## Task statement
Leave out the pictures and restate the rest of the data exactly.

───── Data listing ─────

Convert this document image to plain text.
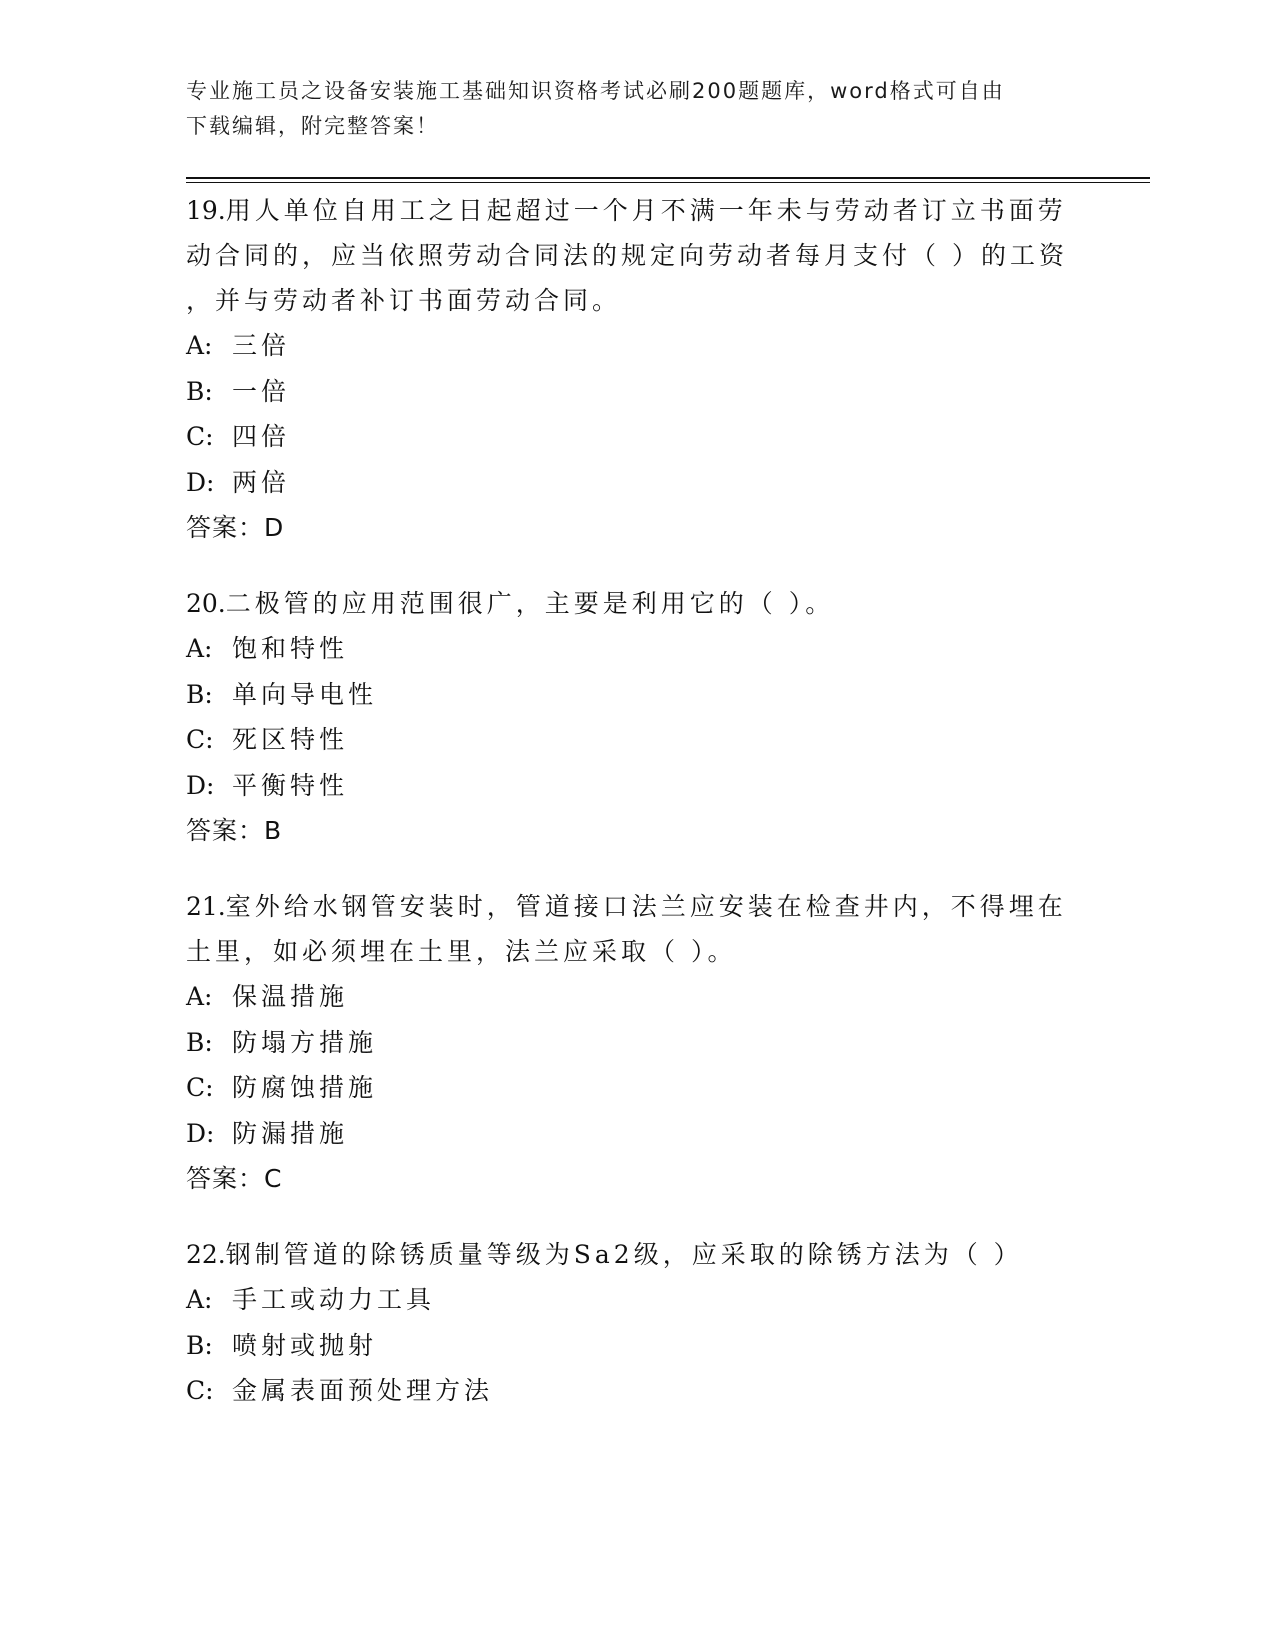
专业施工员之设备安装施工基础知识资格考试必刷200题题库，word格式可自由
下载编辑，附完整答案！
19.用人单位自用工之日起超过一个月不满一年未与劳动者订立书面劳
动合同的，应当依照劳动合同法的规定向劳动者每月支付（ ）的工资
，并与劳动者补订书面劳动合同。
A: 三倍
B: 一倍
C: 四倍
D: 两倍
答案：D
20.二极管的应用范围很广，主要是利用它的（ ）。
A: 饱和特性
B: 单向导电性
C: 死区特性
D: 平衡特性
答案：B
21.室外给水钢管安装时，管道接口法兰应安装在检查井内，不得埋在
土里，如必须埋在土里，法兰应采取（ ）。
A: 保温措施
B: 防塌方措施
C: 防腐蚀措施
D: 防漏措施
答案：C
22.钢制管道的除锈质量等级为Sa2级，应采取的除锈方法为（ ）
A: 手工或动力工具
B: 喷射或抛射
C: 金属表面预处理方法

─────

## Result of this exercise
Convert this document image to plain text.
专业施工员之设备安装施工基础知识资格考试必刷200题题库，word格式可自由
下载编辑，附完整答案！
19.用人单位自用工之日起超过一个月不满一年未与劳动者订立书面劳
动合同的，应当依照劳动合同法的规定向劳动者每月支付（ ）的工资
，并与劳动者补订书面劳动合同。
A: 三倍
B: 一倍
C: 四倍
D: 两倍
答案：D
20.二极管的应用范围很广，主要是利用它的（ ）。
A: 饱和特性
B: 单向导电性
C: 死区特性
D: 平衡特性
答案：B
21.室外给水钢管安装时，管道接口法兰应安装在检查井内，不得埋在
土里，如必须埋在土里，法兰应采取（ ）。
A: 保温措施
B: 防塌方措施
C: 防腐蚀措施
D: 防漏措施
答案：C
22.钢制管道的除锈质量等级为Sa2级，应采取的除锈方法为（ ）
A: 手工或动力工具
B: 喷射或抛射
C: 金属表面预处理方法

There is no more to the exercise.